### [SOURCE EXCERPT]
[start]
Family History Research

Tuesday’s Tip – Visit the Webster County Historical Society

A week and a half ago I drove to Springfield, Missouri, to help my sister with her kids while my parents traveled. I stopped in Marshfield, Missouri, on my way down and spent most of a day at the Webster County Library and Webster County Historical Society and Research Center.

I started at the library and began going through the genealogy room which is small but contained a lot of area county books. Many cemetery transcriptions, obituaries and family histories.

After lunch I stopped at the historical society which is the former Marshfield public library. I practically grew up there because my mom worked there for years. I could not believe how “small” it felt. Funny how you grow up and everything seems smaller, more compact than when you were a kid. They even have an old band uniform that we wore when I was in school. Blast from the past!

A wonderful historical society volunteer, Jo Slingerland, who also happens to be a Random Acts of Genealogical Kindness volunteer, took me next door to the research center to work. I spent a couple of hours there looking through books and files and sharing stories with two other volunteers.
[end]
### [Layout dataset entries]
[start]
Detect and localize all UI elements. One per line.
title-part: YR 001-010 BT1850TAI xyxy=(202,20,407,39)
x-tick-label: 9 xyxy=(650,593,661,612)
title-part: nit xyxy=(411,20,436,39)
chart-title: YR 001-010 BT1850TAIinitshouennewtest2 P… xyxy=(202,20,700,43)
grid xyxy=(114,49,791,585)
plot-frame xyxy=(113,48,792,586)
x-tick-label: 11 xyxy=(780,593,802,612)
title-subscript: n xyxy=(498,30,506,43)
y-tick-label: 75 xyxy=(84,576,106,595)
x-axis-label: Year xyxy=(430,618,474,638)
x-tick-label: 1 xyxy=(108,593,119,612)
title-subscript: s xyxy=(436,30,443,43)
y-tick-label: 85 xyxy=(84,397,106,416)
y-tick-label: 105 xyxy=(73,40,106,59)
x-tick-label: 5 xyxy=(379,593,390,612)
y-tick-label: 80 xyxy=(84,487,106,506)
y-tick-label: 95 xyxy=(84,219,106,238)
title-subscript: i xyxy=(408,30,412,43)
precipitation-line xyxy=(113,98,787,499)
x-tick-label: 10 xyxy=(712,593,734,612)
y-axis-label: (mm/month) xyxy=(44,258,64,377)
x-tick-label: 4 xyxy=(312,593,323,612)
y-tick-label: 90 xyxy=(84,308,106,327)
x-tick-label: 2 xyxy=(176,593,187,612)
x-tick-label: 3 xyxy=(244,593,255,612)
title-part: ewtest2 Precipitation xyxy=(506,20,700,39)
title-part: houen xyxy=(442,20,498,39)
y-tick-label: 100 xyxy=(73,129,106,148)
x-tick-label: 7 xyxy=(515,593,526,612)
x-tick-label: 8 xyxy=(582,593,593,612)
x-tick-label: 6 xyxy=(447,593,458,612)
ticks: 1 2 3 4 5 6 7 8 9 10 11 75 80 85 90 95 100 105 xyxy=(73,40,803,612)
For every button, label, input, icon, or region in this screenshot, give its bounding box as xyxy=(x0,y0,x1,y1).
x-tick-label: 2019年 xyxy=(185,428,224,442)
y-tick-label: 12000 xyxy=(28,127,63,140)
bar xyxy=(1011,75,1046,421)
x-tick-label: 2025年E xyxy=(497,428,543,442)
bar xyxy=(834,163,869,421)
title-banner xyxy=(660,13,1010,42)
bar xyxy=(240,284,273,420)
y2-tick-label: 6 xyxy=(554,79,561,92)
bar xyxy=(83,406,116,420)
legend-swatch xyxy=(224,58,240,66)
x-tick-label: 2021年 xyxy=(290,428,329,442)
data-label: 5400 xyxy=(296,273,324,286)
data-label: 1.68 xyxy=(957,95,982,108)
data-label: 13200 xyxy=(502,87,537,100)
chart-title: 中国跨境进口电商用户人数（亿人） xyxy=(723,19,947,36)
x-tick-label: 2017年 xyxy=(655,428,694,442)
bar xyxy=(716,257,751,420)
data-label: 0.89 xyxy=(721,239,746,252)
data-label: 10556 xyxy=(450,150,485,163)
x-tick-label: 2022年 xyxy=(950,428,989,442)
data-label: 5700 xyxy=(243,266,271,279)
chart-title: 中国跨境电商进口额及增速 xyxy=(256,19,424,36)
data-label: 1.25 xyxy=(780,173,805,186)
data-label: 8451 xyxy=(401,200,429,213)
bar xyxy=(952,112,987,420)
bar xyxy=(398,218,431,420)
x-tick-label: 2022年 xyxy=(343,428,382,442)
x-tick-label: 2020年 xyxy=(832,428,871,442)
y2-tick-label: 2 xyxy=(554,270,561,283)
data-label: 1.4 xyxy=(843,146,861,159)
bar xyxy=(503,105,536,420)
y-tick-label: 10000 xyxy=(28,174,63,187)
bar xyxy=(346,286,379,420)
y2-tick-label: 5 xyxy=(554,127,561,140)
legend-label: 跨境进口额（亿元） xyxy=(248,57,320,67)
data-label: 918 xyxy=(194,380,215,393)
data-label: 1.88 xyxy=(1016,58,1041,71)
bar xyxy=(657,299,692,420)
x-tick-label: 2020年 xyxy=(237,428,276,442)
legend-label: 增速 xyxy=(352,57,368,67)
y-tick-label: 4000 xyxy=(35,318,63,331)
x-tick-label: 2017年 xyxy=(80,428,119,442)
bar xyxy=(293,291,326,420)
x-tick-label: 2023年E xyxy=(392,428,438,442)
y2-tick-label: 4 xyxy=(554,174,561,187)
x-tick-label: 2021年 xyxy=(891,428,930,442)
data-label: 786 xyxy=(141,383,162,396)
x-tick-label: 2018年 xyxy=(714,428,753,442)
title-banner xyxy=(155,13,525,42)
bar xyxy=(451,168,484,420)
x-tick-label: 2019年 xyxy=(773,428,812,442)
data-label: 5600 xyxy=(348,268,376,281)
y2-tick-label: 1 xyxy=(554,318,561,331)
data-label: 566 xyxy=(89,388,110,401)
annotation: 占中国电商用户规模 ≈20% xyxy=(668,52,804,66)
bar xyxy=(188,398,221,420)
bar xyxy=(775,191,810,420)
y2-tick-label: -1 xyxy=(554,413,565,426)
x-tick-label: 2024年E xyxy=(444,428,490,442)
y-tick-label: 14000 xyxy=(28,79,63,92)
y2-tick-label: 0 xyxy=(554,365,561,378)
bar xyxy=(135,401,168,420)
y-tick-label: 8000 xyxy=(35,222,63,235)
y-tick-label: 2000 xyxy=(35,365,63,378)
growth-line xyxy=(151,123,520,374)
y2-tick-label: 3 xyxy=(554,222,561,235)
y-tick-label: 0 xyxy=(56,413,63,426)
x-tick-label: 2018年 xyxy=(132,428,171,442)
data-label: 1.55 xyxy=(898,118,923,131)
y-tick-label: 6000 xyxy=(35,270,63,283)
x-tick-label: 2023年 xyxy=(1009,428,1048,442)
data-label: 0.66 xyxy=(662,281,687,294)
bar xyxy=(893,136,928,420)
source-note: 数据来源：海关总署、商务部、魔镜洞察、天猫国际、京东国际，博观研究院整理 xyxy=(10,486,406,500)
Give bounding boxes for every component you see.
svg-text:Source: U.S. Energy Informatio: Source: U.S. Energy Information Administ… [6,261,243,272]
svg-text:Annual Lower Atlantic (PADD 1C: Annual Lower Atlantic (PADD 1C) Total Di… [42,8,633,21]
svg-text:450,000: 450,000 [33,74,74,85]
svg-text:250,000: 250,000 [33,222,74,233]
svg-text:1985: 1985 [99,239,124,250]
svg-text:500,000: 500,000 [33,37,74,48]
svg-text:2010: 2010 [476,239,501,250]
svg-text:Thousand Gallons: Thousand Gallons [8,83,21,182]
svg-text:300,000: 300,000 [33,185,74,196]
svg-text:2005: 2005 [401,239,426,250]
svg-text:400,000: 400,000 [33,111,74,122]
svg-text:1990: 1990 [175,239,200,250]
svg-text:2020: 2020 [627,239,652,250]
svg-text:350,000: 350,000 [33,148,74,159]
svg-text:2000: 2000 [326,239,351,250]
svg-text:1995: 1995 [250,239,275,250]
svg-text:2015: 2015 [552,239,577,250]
[end]
### [SET EXERCISE 1]
In the Webster County post, which volunteer took the writer next door to the research center?
### [SET EXERCISE 2]
Reproduce the Webster County post word for word from "After lunch I" to "from the past!".
Nothing in the listing is needed here.

### [FULL ANSWER 1]
Jo Slingerland took the writer to the research center.

### [FULL ANSWER 2]
After lunch I stopped at the historical society which is the former Marshfield public library. I practically grew up there because my mom worked there for years. I could not believe how “small” it felt. Funny how you grow up and everything seems smaller, more compact than when you were a kid. They even have an old band uniform that we wore when I was in school. Blast from the past!